#### What you have to do
Quote the entries word for word. Omit the pictures.

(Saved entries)
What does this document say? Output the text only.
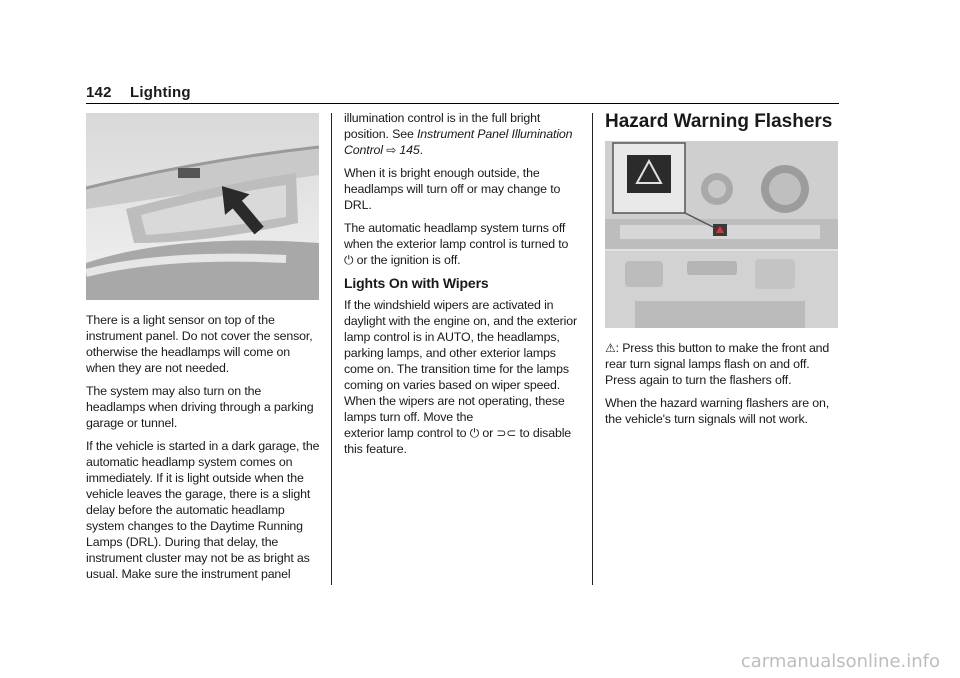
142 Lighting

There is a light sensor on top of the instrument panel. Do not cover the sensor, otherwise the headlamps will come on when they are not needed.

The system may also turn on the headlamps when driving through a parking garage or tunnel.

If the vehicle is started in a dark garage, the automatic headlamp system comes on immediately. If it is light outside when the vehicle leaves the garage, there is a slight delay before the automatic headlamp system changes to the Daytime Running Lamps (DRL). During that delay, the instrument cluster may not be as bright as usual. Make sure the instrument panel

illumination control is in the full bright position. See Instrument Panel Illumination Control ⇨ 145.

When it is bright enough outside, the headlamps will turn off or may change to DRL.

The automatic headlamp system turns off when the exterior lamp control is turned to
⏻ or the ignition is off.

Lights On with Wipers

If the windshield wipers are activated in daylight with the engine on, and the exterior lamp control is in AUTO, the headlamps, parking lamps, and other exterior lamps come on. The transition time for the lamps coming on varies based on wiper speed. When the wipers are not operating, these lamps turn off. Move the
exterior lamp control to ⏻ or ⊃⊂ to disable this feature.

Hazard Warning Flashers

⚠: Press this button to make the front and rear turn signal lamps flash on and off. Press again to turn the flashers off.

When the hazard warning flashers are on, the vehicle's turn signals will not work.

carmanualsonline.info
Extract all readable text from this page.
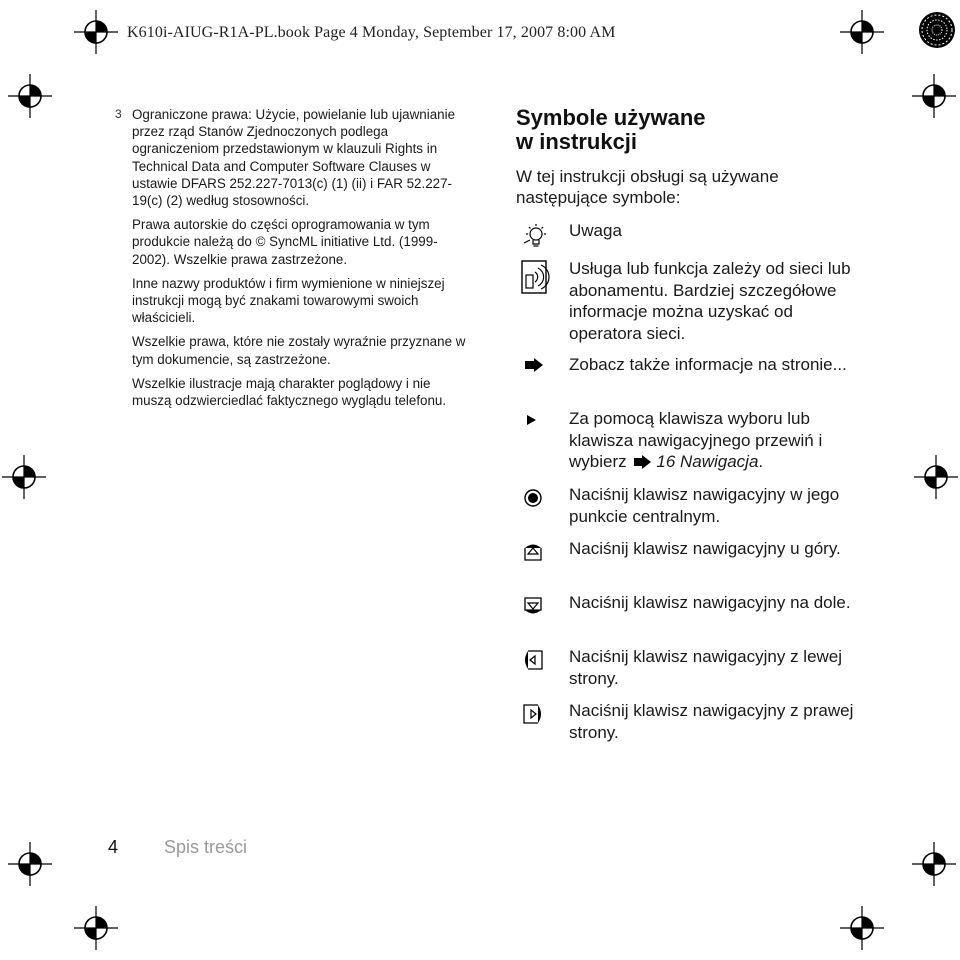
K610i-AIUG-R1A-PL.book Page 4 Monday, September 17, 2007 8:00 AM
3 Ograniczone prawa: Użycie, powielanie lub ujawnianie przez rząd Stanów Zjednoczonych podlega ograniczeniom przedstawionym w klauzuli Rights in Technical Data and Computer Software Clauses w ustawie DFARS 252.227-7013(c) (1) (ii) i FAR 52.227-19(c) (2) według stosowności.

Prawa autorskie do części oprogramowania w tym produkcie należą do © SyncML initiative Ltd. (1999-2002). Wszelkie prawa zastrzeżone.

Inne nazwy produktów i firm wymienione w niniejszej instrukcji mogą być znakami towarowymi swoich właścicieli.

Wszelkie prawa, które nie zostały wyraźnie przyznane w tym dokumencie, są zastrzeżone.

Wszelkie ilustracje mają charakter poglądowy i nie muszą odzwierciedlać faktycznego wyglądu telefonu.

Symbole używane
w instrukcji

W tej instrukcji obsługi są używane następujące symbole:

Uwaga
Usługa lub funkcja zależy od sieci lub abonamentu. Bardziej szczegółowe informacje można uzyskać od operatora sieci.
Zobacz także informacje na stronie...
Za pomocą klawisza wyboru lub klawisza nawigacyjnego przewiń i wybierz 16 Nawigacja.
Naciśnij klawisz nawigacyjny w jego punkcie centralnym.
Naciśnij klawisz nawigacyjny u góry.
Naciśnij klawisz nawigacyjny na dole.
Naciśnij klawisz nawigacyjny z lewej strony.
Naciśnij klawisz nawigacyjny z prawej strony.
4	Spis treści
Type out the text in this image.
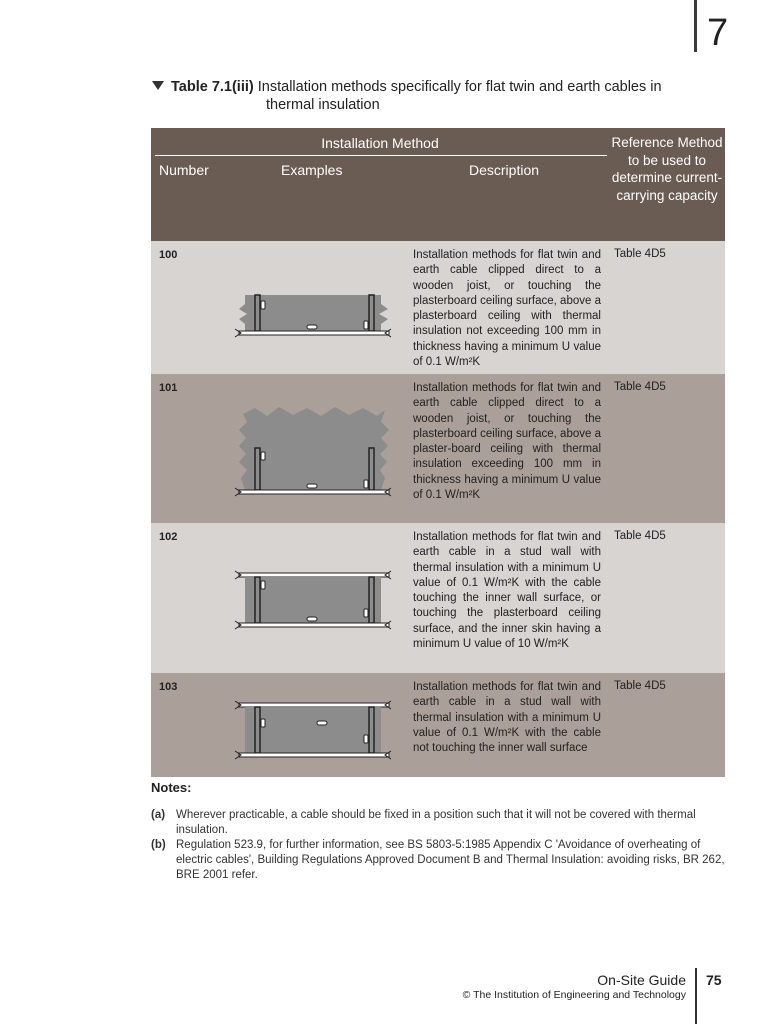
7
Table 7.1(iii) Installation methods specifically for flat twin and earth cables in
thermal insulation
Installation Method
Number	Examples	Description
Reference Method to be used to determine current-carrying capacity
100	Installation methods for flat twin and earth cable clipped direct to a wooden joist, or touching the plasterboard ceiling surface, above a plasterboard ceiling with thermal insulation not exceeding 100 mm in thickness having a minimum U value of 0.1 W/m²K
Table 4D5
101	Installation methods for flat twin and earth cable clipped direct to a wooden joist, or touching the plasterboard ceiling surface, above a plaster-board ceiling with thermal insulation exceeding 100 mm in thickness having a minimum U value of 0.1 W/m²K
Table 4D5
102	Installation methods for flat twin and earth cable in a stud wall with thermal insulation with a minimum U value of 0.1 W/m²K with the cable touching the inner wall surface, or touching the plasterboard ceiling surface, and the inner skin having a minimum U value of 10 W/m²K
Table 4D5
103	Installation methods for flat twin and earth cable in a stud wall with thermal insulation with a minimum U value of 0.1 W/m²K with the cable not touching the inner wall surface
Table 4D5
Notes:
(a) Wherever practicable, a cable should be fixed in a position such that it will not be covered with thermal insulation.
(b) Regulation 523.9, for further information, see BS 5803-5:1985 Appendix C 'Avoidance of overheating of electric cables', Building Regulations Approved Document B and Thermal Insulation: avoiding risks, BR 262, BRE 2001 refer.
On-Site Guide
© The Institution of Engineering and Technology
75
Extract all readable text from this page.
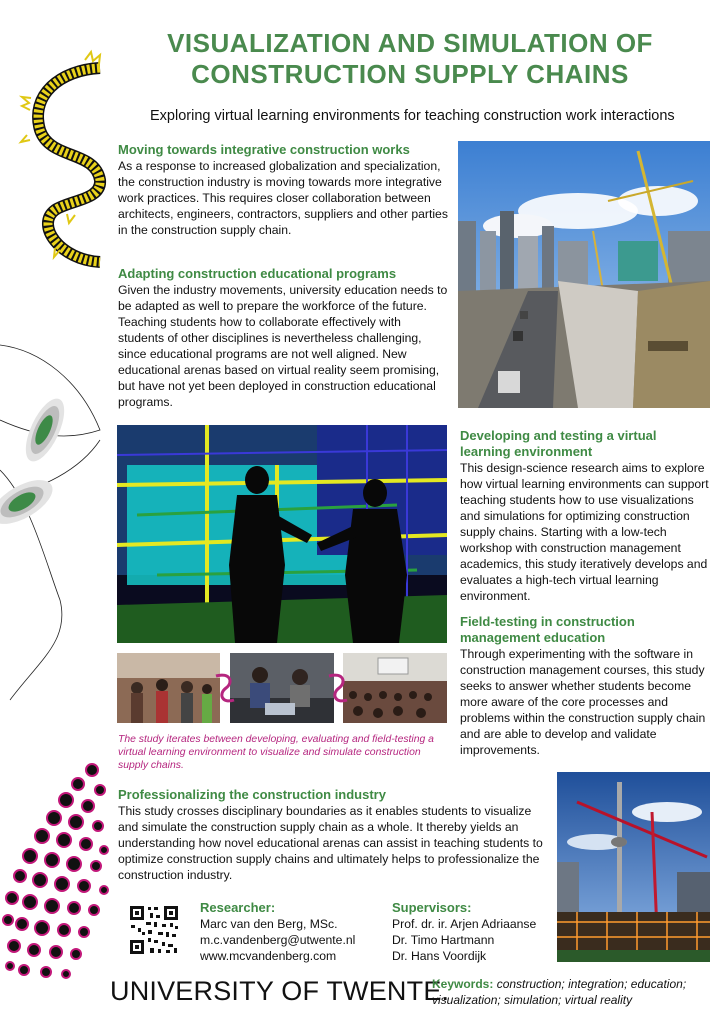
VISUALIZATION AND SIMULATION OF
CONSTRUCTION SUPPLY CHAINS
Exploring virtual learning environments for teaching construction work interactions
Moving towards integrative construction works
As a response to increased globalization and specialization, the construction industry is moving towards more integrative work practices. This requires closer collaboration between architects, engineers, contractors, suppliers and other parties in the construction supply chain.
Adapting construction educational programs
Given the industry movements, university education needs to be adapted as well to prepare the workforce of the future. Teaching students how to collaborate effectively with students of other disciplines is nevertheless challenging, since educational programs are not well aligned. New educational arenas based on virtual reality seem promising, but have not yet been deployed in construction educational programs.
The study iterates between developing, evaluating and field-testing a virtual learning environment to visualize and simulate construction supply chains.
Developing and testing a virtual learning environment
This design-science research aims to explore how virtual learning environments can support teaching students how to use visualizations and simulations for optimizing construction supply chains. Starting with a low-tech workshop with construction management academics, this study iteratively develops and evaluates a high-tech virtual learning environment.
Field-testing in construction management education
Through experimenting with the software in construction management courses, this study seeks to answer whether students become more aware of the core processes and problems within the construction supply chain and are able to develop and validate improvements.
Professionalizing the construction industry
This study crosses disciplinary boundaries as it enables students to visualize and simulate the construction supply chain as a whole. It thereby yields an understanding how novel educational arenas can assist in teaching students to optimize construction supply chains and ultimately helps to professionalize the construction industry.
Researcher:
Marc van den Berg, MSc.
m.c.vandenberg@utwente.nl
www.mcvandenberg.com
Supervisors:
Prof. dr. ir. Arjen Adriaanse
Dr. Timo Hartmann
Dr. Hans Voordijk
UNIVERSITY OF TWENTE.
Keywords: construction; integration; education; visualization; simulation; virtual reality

#### Reply
What does this document say? Output the text only.
142 Lighting

There is a light sensor on top of the instrument panel. Do not cover the sensor, otherwise the headlamps will come on when they are not needed.

The system may also turn on the headlamps when driving through a parking garage or tunnel.

If the vehicle is started in a dark garage, the automatic headlamp system comes on immediately. If it is light outside when the vehicle leaves the garage, there is a slight delay before the automatic headlamp system changes to the Daytime Running Lamps (DRL). During that delay, the instrument cluster may not be as bright as usual. Make sure the instrument panel

illumination control is in the full bright position. See Instrument Panel Illumination Control ⇨ 145.

When it is bright enough outside, the headlamps will turn off or may change to DRL.

The automatic headlamp system turns off when the exterior lamp control is turned to
⏻ or the ignition is off.

Lights On with Wipers

If the windshield wipers are activated in daylight with the engine on, and the exterior lamp control is in AUTO, the headlamps, parking lamps, and other exterior lamps come on. The transition time for the lamps coming on varies based on wiper speed. When the wipers are not operating, these lamps turn off. Move the
exterior lamp control to ⏻ or ⊃⊂ to disable this feature.

Hazard Warning Flashers

⚠: Press this button to make the front and rear turn signal lamps flash on and off. Press again to turn the flashers off.

When the hazard warning flashers are on, the vehicle's turn signals will not work.

carmanualsonline.info
Extract all readable text from this page.
K610i-AIUG-R1A-PL.book Page 4 Monday, September 17, 2007 8:00 AM
3 Ograniczone prawa: Użycie, powielanie lub ujawnianie przez rząd Stanów Zjednoczonych podlega ograniczeniom przedstawionym w klauzuli Rights in Technical Data and Computer Software Clauses w ustawie DFARS 252.227-7013(c) (1) (ii) i FAR 52.227-19(c) (2) według stosowności.

Prawa autorskie do części oprogramowania w tym produkcie należą do © SyncML initiative Ltd. (1999-2002). Wszelkie prawa zastrzeżone.

Inne nazwy produktów i firm wymienione w niniejszej instrukcji mogą być znakami towarowymi swoich właścicieli.

Wszelkie prawa, które nie zostały wyraźnie przyznane w tym dokumencie, są zastrzeżone.

Wszelkie ilustracje mają charakter poglądowy i nie muszą odzwierciedlać faktycznego wyglądu telefonu.

Symbole używane
w instrukcji

W tej instrukcji obsługi są używane następujące symbole:

Uwaga
Usługa lub funkcja zależy od sieci lub abonamentu. Bardziej szczegółowe informacje można uzyskać od operatora sieci.
Zobacz także informacje na stronie...
Za pomocą klawisza wyboru lub klawisza nawigacyjnego przewiń i wybierz 16 Nawigacja.
Naciśnij klawisz nawigacyjny w jego punkcie centralnym.
Naciśnij klawisz nawigacyjny u góry.
Naciśnij klawisz nawigacyjny na dole.
Naciśnij klawisz nawigacyjny z lewej strony.
Naciśnij klawisz nawigacyjny z prawej strony.
4	Spis treści
Type out the text in this image.
7
Table 7.1(iii) Installation methods specifically for flat twin and earth cables in
thermal insulation
Installation Method
Number	Examples	Description
Reference Method to be used to determine current-carrying capacity
100	Installation methods for flat twin and earth cable clipped direct to a wooden joist, or touching the plasterboard ceiling surface, above a plasterboard ceiling with thermal insulation not exceeding 100 mm in thickness having a minimum U value of 0.1 W/m²K
Table 4D5
101	Installation methods for flat twin and earth cable clipped direct to a wooden joist, or touching the plasterboard ceiling surface, above a plaster-board ceiling with thermal insulation exceeding 100 mm in thickness having a minimum U value of 0.1 W/m²K
Table 4D5
102	Installation methods for flat twin and earth cable in a stud wall with thermal insulation with a minimum U value of 0.1 W/m²K with the cable touching the inner wall surface, or touching the plasterboard ceiling surface, and the inner skin having a minimum U value of 10 W/m²K
Table 4D5
103	Installation methods for flat twin and earth cable in a stud wall with thermal insulation with a minimum U value of 0.1 W/m²K with the cable not touching the inner wall surface
Table 4D5
Notes:
(a) Wherever practicable, a cable should be fixed in a position such that it will not be covered with thermal insulation.
(b) Regulation 523.9, for further information, see BS 5803-5:1985 Appendix C 'Avoidance of overheating of electric cables', Building Regulations Approved Document B and Thermal Insulation: avoiding risks, BR 262, BRE 2001 refer.
On-Site Guide
© The Institution of Engineering and Technology
75
Extract all readable text from this page.
VISUALIZATION AND SIMULATION OF
CONSTRUCTION SUPPLY CHAINS
Exploring virtual learning environments for teaching construction work interactions
Moving towards integrative construction works
As a response to increased globalization and specialization, the construction industry is moving towards more integrative work practices. This requires closer collaboration between architects, engineers, contractors, suppliers and other parties in the construction supply chain.
Adapting construction educational programs
Given the industry movements, university education needs to be adapted as well to prepare the workforce of the future. Teaching students how to collaborate effectively with students of other disciplines is nevertheless challenging, since educational programs are not well aligned. New educational arenas based on virtual reality seem promising, but have not yet been deployed in construction educational programs.
The study iterates between developing, evaluating and field-testing a virtual learning environment to visualize and simulate construction supply chains.
Developing and testing a virtual learning environment
This design-science research aims to explore how virtual learning environments can support teaching students how to use visualizations and simulations for optimizing construction supply chains. Starting with a low-tech workshop with construction management academics, this study iteratively develops and evaluates a high-tech virtual learning environment.
Field-testing in construction management education
Through experimenting with the software in construction management courses, this study seeks to answer whether students become more aware of the core processes and problems within the construction supply chain and are able to develop and validate improvements.
Professionalizing the construction industry
This study crosses disciplinary boundaries as it enables students to visualize and simulate the construction supply chain as a whole. It thereby yields an understanding how novel educational arenas can assist in teaching students to optimize construction supply chains and ultimately helps to professionalize the construction industry.
Researcher:
Marc van den Berg, MSc.
m.c.vandenberg@utwente.nl
www.mcvandenberg.com
Supervisors:
Prof. dr. ir. Arjen Adriaanse
Dr. Timo Hartmann
Dr. Hans Voordijk
UNIVERSITY OF TWENTE.
Keywords: construction; integration; education; visualization; simulation; virtual reality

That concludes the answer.